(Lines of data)

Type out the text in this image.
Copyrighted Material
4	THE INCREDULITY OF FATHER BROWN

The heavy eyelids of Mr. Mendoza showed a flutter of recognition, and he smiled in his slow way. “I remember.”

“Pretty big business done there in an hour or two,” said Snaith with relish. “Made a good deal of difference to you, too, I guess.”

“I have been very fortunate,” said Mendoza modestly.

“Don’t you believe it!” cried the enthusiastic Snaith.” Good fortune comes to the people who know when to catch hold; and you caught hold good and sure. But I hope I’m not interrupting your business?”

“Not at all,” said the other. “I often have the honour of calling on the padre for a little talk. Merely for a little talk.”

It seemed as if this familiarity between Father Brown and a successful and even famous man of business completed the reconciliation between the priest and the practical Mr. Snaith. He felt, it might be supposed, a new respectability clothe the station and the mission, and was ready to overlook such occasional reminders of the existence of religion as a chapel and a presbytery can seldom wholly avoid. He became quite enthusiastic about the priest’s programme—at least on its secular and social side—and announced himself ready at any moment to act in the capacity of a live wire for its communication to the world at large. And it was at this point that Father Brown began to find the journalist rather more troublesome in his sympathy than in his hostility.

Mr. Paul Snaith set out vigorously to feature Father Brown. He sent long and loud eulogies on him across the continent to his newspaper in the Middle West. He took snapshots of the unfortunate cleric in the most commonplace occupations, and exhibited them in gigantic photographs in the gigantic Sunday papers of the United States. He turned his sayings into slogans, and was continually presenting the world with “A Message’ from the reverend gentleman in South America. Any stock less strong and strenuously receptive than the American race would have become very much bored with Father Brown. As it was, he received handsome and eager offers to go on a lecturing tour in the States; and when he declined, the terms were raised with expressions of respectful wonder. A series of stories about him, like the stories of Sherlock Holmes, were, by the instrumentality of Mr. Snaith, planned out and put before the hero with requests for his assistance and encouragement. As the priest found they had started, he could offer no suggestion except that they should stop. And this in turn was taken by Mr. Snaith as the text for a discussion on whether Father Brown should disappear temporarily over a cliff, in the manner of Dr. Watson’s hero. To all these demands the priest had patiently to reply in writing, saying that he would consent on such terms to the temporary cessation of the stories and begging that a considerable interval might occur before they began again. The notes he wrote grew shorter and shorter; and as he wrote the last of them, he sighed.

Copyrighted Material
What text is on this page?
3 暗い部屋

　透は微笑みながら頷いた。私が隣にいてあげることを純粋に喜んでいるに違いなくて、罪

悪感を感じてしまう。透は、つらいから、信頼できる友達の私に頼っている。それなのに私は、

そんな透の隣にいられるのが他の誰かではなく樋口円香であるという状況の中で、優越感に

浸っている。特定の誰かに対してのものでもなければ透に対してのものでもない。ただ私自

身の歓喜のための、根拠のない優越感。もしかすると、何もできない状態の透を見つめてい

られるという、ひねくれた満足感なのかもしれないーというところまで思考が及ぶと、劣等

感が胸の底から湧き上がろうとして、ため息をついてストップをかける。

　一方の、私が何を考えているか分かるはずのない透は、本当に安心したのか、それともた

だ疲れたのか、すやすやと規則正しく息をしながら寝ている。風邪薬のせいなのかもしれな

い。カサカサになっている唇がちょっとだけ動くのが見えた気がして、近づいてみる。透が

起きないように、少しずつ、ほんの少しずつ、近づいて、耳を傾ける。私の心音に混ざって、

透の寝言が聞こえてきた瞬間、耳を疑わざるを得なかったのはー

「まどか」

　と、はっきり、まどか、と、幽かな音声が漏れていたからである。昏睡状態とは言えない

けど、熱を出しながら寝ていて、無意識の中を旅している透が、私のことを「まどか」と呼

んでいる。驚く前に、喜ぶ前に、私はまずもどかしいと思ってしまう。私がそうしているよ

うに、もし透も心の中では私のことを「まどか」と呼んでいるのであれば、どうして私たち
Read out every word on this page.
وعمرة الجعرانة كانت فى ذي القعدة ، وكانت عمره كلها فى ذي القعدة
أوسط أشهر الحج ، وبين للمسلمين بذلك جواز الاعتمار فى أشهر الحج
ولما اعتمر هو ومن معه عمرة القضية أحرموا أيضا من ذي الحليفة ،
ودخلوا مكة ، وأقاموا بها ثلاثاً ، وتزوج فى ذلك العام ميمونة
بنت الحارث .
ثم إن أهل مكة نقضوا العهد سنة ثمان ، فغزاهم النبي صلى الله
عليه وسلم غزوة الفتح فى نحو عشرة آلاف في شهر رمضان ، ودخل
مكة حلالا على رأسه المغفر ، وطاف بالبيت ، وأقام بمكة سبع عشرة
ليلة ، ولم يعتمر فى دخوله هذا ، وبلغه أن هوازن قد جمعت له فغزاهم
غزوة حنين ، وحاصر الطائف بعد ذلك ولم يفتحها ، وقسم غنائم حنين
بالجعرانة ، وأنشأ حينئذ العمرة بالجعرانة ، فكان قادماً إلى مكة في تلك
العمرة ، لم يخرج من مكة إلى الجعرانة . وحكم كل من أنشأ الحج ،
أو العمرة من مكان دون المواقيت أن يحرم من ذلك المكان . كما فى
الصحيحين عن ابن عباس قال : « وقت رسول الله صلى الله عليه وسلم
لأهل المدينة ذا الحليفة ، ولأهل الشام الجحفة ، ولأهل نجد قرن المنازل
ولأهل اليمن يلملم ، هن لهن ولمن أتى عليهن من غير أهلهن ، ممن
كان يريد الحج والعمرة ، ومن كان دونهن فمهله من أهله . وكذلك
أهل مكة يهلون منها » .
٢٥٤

(TASK OBJECTIVE) Return the lines of the records that include the string "الحليفة".

(EXPECTED OUTPUT)
ولما اعتمر هو ومن معه عمرة القضية أحرموا أيضا من ذي الحليفة ،
لأهل المدينة ذا الحليفة ، ولأهل الشام الجحفة ، ولأهل نجد قرن المنازل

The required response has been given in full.